Task brief ::
Below you will find a set of lines. Repeat them all exactly.

Data section ::

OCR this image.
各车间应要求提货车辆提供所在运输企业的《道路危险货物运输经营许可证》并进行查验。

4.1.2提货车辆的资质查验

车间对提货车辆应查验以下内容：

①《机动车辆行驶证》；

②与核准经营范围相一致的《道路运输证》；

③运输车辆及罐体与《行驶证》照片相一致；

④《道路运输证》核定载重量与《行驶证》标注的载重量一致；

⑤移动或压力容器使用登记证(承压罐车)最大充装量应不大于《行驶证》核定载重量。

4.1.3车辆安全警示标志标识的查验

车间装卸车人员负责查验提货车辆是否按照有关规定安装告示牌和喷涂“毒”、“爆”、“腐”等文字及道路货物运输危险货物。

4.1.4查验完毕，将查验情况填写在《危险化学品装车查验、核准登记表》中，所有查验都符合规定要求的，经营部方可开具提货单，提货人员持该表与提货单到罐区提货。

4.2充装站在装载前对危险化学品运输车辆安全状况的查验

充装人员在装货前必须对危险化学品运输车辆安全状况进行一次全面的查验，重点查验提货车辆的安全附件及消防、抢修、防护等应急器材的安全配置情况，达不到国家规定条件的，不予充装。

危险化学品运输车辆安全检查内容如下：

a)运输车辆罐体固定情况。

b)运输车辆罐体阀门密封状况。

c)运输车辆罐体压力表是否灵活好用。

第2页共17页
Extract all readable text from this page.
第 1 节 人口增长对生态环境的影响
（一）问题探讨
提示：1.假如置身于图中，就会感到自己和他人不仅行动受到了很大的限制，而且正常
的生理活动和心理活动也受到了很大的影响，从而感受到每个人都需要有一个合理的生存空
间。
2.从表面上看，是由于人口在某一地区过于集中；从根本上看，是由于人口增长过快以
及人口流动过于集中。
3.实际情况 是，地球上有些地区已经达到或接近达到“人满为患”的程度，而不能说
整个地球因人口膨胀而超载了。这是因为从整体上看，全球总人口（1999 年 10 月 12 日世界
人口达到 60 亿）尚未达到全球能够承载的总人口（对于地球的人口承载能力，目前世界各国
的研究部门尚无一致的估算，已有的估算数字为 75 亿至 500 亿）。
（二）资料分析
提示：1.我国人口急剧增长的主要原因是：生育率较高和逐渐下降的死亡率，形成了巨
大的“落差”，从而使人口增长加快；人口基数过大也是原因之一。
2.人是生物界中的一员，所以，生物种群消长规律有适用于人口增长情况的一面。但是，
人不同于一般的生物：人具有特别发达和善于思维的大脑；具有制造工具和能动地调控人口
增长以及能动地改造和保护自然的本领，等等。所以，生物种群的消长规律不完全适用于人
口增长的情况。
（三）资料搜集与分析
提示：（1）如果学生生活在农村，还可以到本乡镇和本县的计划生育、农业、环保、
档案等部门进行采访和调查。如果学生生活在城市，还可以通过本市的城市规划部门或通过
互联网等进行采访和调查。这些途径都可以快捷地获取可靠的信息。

Task output ::
OCR this image.
各车间应要求提货车辆提供所在运输企业的《道路危险货物运输经营许可证》并进行查验。

4.1.2提货车辆的资质查验

车间对提货车辆应查验以下内容：

①《机动车辆行驶证》；

②与核准经营范围相一致的《道路运输证》；

③运输车辆及罐体与《行驶证》照片相一致；

④《道路运输证》核定载重量与《行驶证》标注的载重量一致；

⑤移动或压力容器使用登记证(承压罐车)最大充装量应不大于《行驶证》核定载重量。

4.1.3车辆安全警示标志标识的查验

车间装卸车人员负责查验提货车辆是否按照有关规定安装告示牌和喷涂“毒”、“爆”、“腐”等文字及道路货物运输危险货物。

4.1.4查验完毕，将查验情况填写在《危险化学品装车查验、核准登记表》中，所有查验都符合规定要求的，经营部方可开具提货单，提货人员持该表与提货单到罐区提货。

4.2充装站在装载前对危险化学品运输车辆安全状况的查验

充装人员在装货前必须对危险化学品运输车辆安全状况进行一次全面的查验，重点查验提货车辆的安全附件及消防、抢修、防护等应急器材的安全配置情况，达不到国家规定条件的，不予充装。

危险化学品运输车辆安全检查内容如下：

a)运输车辆罐体固定情况。

b)运输车辆罐体阀门密封状况。

c)运输车辆罐体压力表是否灵活好用。

第2页共17页
Extract all readable text from this page.
第 1 节 人口增长对生态环境的影响
（一）问题探讨
提示：1.假如置身于图中，就会感到自己和他人不仅行动受到了很大的限制，而且正常
的生理活动和心理活动也受到了很大的影响，从而感受到每个人都需要有一个合理的生存空
间。
2.从表面上看，是由于人口在某一地区过于集中；从根本上看，是由于人口增长过快以
及人口流动过于集中。
3.实际情况 是，地球上有些地区已经达到或接近达到“人满为患”的程度，而不能说
整个地球因人口膨胀而超载了。这是因为从整体上看，全球总人口（1999 年 10 月 12 日世界
人口达到 60 亿）尚未达到全球能够承载的总人口（对于地球的人口承载能力，目前世界各国
的研究部门尚无一致的估算，已有的估算数字为 75 亿至 500 亿）。
（二）资料分析
提示：1.我国人口急剧增长的主要原因是：生育率较高和逐渐下降的死亡率，形成了巨
大的“落差”，从而使人口增长加快；人口基数过大也是原因之一。
2.人是生物界中的一员，所以，生物种群消长规律有适用于人口增长情况的一面。但是，
人不同于一般的生物：人具有特别发达和善于思维的大脑；具有制造工具和能动地调控人口
增长以及能动地改造和保护自然的本领，等等。所以，生物种群的消长规律不完全适用于人
口增长的情况。
（三）资料搜集与分析
提示：（1）如果学生生活在农村，还可以到本乡镇和本县的计划生育、农业、环保、
档案等部门进行采访和调查。如果学生生活在城市，还可以通过本市的城市规划部门或通过
互联网等进行采访和调查。这些途径都可以快捷地获取可靠的信息。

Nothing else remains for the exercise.